**What you need to do:** Could you copy every line from the material below in which "this" appears?

**Entries shown:**
+++++

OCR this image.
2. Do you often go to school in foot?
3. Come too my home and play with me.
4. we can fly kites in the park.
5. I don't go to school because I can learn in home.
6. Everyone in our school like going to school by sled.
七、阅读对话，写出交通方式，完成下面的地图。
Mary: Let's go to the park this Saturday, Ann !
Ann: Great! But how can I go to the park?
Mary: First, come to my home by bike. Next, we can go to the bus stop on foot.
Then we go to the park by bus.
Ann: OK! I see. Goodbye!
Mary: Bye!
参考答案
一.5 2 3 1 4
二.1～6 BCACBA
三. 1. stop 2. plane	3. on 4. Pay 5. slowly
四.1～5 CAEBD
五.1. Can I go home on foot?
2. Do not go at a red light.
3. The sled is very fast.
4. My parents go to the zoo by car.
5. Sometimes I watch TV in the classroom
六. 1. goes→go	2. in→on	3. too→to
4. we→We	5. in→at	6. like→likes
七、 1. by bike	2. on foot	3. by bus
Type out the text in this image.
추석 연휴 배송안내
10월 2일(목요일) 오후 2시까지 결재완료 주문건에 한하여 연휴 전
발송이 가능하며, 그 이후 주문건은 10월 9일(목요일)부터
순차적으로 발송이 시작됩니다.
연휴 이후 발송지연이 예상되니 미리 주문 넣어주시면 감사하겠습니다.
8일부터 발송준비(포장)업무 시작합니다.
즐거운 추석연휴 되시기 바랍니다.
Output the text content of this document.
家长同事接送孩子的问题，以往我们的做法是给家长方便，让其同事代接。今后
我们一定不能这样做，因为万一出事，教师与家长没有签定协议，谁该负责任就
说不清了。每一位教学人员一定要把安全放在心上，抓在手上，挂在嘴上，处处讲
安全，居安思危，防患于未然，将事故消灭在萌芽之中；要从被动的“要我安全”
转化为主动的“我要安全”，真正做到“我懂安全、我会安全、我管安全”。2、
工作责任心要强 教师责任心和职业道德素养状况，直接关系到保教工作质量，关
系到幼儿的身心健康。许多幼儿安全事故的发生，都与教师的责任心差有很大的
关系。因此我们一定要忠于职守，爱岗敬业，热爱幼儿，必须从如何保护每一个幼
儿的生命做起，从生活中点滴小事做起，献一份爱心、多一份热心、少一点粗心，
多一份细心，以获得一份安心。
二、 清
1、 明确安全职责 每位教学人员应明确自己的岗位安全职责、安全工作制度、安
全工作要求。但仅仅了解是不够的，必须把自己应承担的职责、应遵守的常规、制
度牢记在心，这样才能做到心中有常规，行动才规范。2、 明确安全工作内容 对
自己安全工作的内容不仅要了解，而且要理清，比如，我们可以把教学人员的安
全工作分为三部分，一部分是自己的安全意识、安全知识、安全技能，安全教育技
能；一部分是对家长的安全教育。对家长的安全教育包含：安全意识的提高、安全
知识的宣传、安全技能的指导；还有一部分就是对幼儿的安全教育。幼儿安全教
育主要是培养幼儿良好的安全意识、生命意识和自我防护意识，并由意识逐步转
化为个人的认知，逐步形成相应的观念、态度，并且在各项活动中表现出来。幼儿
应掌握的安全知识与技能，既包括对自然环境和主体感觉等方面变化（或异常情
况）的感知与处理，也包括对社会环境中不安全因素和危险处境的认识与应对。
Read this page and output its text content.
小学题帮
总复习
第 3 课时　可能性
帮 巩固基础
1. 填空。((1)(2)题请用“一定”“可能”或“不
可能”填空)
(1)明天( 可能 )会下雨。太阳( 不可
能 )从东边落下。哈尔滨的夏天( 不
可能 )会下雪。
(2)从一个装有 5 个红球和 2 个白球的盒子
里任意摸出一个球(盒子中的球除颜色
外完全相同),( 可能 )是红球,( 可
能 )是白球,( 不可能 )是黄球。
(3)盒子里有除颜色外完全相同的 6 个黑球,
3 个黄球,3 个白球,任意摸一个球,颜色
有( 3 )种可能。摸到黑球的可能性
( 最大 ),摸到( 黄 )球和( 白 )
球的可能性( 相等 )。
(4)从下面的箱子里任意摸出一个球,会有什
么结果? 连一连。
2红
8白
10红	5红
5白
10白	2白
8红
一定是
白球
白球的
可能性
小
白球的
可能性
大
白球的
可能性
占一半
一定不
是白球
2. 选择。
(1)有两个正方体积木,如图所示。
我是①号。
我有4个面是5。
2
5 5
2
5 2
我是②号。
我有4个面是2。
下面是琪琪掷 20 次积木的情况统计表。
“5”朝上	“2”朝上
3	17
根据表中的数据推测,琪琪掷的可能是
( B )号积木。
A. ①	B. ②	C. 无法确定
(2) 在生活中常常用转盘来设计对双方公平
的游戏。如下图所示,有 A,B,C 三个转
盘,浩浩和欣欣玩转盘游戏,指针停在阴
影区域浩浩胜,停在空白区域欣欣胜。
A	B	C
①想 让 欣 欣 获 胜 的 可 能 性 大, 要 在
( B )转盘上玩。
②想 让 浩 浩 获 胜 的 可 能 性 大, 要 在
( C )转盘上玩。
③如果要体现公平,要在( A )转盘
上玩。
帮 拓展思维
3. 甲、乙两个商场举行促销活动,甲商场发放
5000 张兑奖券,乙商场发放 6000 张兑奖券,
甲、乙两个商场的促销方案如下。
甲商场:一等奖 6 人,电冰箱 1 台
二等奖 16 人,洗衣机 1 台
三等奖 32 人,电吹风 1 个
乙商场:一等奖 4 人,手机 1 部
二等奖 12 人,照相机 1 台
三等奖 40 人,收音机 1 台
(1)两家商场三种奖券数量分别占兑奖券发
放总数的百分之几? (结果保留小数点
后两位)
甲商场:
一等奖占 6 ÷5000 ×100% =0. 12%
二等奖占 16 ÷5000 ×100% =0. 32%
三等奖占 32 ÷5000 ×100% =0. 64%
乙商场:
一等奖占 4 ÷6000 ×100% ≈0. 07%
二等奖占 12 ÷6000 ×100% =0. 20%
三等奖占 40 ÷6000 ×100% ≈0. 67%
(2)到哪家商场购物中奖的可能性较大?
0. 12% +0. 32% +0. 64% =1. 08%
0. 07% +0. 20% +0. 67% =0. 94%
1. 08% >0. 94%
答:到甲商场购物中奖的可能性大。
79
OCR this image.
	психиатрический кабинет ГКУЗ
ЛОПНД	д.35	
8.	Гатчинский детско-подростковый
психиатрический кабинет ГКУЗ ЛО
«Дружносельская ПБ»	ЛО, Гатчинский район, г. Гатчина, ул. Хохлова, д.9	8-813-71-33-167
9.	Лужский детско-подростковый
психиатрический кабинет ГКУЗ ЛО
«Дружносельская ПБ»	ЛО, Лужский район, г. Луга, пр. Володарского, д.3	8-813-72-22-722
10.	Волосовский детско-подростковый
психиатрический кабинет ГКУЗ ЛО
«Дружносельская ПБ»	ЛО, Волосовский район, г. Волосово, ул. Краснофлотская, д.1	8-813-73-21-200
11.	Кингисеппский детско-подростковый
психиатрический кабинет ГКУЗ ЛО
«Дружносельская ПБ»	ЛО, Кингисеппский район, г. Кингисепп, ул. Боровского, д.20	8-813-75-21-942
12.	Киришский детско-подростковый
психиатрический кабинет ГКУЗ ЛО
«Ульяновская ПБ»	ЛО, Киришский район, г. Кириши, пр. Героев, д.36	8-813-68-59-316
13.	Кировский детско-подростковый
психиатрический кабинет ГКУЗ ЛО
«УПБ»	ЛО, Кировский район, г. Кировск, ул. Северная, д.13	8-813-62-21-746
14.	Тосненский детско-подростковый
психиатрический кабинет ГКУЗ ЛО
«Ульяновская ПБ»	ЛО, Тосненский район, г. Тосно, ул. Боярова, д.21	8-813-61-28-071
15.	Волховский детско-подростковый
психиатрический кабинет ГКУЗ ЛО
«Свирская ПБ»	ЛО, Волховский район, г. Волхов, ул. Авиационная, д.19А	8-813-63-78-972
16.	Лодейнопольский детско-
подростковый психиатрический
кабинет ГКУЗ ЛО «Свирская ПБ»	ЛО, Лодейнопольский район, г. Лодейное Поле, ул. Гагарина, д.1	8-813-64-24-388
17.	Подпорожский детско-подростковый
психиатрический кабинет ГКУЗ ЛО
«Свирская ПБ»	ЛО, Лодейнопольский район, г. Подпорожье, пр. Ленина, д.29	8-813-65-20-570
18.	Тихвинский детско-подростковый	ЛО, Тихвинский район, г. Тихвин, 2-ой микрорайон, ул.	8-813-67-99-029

+++++

**Worked answer:**
OCR this image.
Mary: Let's go to the park this Saturday, Ann !
Type out the text in this image.
Output the text content of this document.
Read this page and output its text content.
OCR this image.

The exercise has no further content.